** begin Extracted information **

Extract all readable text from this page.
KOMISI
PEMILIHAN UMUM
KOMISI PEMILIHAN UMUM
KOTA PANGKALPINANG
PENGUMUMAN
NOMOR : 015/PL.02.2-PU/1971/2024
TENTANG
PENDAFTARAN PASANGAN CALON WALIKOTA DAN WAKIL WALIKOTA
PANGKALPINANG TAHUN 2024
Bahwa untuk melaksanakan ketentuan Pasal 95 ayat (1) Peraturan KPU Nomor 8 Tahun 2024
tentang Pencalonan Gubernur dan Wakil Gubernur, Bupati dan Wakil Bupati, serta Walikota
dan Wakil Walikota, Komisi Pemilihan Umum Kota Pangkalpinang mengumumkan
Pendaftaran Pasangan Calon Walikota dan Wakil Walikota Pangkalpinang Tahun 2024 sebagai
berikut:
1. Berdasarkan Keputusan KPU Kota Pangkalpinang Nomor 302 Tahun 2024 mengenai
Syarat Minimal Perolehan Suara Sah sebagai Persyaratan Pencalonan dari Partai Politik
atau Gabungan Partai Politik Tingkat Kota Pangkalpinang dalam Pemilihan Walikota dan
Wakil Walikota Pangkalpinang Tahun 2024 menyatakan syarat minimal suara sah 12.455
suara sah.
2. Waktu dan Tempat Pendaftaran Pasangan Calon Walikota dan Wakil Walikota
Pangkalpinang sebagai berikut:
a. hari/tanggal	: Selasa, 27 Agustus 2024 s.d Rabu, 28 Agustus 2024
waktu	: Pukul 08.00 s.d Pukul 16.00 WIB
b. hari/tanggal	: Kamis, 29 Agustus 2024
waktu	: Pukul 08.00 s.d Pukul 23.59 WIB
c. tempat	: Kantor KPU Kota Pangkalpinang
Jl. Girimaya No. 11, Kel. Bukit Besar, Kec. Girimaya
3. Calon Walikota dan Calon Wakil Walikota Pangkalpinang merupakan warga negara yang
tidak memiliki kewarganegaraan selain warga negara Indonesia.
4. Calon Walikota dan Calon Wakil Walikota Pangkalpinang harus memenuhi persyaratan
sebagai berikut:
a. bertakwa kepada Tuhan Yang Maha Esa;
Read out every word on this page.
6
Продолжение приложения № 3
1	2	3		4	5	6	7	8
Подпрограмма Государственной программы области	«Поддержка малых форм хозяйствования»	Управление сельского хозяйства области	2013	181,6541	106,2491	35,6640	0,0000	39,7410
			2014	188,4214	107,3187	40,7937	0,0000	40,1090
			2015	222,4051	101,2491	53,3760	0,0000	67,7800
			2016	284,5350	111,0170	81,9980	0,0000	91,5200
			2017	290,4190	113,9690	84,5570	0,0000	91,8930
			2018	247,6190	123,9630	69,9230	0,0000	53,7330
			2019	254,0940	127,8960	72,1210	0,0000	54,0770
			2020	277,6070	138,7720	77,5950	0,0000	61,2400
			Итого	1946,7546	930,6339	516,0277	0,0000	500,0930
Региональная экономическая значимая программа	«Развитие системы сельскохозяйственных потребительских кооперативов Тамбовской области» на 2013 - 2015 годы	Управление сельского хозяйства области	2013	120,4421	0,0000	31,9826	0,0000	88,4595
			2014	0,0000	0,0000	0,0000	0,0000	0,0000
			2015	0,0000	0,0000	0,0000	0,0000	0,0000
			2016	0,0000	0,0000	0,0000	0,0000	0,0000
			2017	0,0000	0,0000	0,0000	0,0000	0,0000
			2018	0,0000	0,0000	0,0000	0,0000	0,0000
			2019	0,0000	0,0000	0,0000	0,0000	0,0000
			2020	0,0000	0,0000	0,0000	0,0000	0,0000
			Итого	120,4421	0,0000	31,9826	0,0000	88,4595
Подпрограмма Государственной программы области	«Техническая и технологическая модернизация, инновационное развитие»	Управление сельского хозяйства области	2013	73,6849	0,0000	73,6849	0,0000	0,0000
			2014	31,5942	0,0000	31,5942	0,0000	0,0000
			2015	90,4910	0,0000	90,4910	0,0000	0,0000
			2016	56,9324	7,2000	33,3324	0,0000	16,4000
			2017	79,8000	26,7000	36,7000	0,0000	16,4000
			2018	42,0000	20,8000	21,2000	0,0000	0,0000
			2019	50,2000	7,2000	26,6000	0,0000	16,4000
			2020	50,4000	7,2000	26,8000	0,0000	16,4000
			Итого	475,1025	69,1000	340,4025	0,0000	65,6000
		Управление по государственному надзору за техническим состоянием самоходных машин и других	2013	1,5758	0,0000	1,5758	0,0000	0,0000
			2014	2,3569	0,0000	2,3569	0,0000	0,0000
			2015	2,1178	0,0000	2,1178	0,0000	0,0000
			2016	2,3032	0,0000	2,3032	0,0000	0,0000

** end Extracted information **

» Task instructions:
Using the data above, reproduce every line exactly.

» In response:
Extract all readable text from this page.
KOMISI
PEMILIHAN UMUM
KOMISI PEMILIHAN UMUM
KOTA PANGKALPINANG
PENGUMUMAN
NOMOR : 015/PL.02.2-PU/1971/2024
TENTANG
PENDAFTARAN PASANGAN CALON WALIKOTA DAN WAKIL WALIKOTA
PANGKALPINANG TAHUN 2024
Bahwa untuk melaksanakan ketentuan Pasal 95 ayat (1) Peraturan KPU Nomor 8 Tahun 2024
tentang Pencalonan Gubernur dan Wakil Gubernur, Bupati dan Wakil Bupati, serta Walikota
dan Wakil Walikota, Komisi Pemilihan Umum Kota Pangkalpinang mengumumkan
Pendaftaran Pasangan Calon Walikota dan Wakil Walikota Pangkalpinang Tahun 2024 sebagai
berikut:
1. Berdasarkan Keputusan KPU Kota Pangkalpinang Nomor 302 Tahun 2024 mengenai
Syarat Minimal Perolehan Suara Sah sebagai Persyaratan Pencalonan dari Partai Politik
atau Gabungan Partai Politik Tingkat Kota Pangkalpinang dalam Pemilihan Walikota dan
Wakil Walikota Pangkalpinang Tahun 2024 menyatakan syarat minimal suara sah 12.455
suara sah.
2. Waktu dan Tempat Pendaftaran Pasangan Calon Walikota dan Wakil Walikota
Pangkalpinang sebagai berikut:
a. hari/tanggal	: Selasa, 27 Agustus 2024 s.d Rabu, 28 Agustus 2024
waktu	: Pukul 08.00 s.d Pukul 16.00 WIB
b. hari/tanggal	: Kamis, 29 Agustus 2024
waktu	: Pukul 08.00 s.d Pukul 23.59 WIB
c. tempat	: Kantor KPU Kota Pangkalpinang
Jl. Girimaya No. 11, Kel. Bukit Besar, Kec. Girimaya
3. Calon Walikota dan Calon Wakil Walikota Pangkalpinang merupakan warga negara yang
tidak memiliki kewarganegaraan selain warga negara Indonesia.
4. Calon Walikota dan Calon Wakil Walikota Pangkalpinang harus memenuhi persyaratan
sebagai berikut:
a. bertakwa kepada Tuhan Yang Maha Esa;
Read out every word on this page.
6
Продолжение приложения № 3
1	2	3		4	5	6	7	8
Подпрограмма Государственной программы области	«Поддержка малых форм хозяйствования»	Управление сельского хозяйства области	2013	181,6541	106,2491	35,6640	0,0000	39,7410
			2014	188,4214	107,3187	40,7937	0,0000	40,1090
			2015	222,4051	101,2491	53,3760	0,0000	67,7800
			2016	284,5350	111,0170	81,9980	0,0000	91,5200
			2017	290,4190	113,9690	84,5570	0,0000	91,8930
			2018	247,6190	123,9630	69,9230	0,0000	53,7330
			2019	254,0940	127,8960	72,1210	0,0000	54,0770
			2020	277,6070	138,7720	77,5950	0,0000	61,2400
			Итого	1946,7546	930,6339	516,0277	0,0000	500,0930
Региональная экономическая значимая программа	«Развитие системы сельскохозяйственных потребительских кооперативов Тамбовской области» на 2013 - 2015 годы	Управление сельского хозяйства области	2013	120,4421	0,0000	31,9826	0,0000	88,4595
			2014	0,0000	0,0000	0,0000	0,0000	0,0000
			2015	0,0000	0,0000	0,0000	0,0000	0,0000
			2016	0,0000	0,0000	0,0000	0,0000	0,0000
			2017	0,0000	0,0000	0,0000	0,0000	0,0000
			2018	0,0000	0,0000	0,0000	0,0000	0,0000
			2019	0,0000	0,0000	0,0000	0,0000	0,0000
			2020	0,0000	0,0000	0,0000	0,0000	0,0000
			Итого	120,4421	0,0000	31,9826	0,0000	88,4595
Подпрограмма Государственной программы области	«Техническая и технологическая модернизация, инновационное развитие»	Управление сельского хозяйства области	2013	73,6849	0,0000	73,6849	0,0000	0,0000
			2014	31,5942	0,0000	31,5942	0,0000	0,0000
			2015	90,4910	0,0000	90,4910	0,0000	0,0000
			2016	56,9324	7,2000	33,3324	0,0000	16,4000
			2017	79,8000	26,7000	36,7000	0,0000	16,4000
			2018	42,0000	20,8000	21,2000	0,0000	0,0000
			2019	50,2000	7,2000	26,6000	0,0000	16,4000
			2020	50,4000	7,2000	26,8000	0,0000	16,4000
			Итого	475,1025	69,1000	340,4025	0,0000	65,6000
		Управление по государственному надзору за техническим состоянием самоходных машин и других	2013	1,5758	0,0000	1,5758	0,0000	0,0000
			2014	2,3569	0,0000	2,3569	0,0000	0,0000
			2015	2,1178	0,0000	2,1178	0,0000	0,0000
			2016	2,3032	0,0000	2,3032	0,0000	0,0000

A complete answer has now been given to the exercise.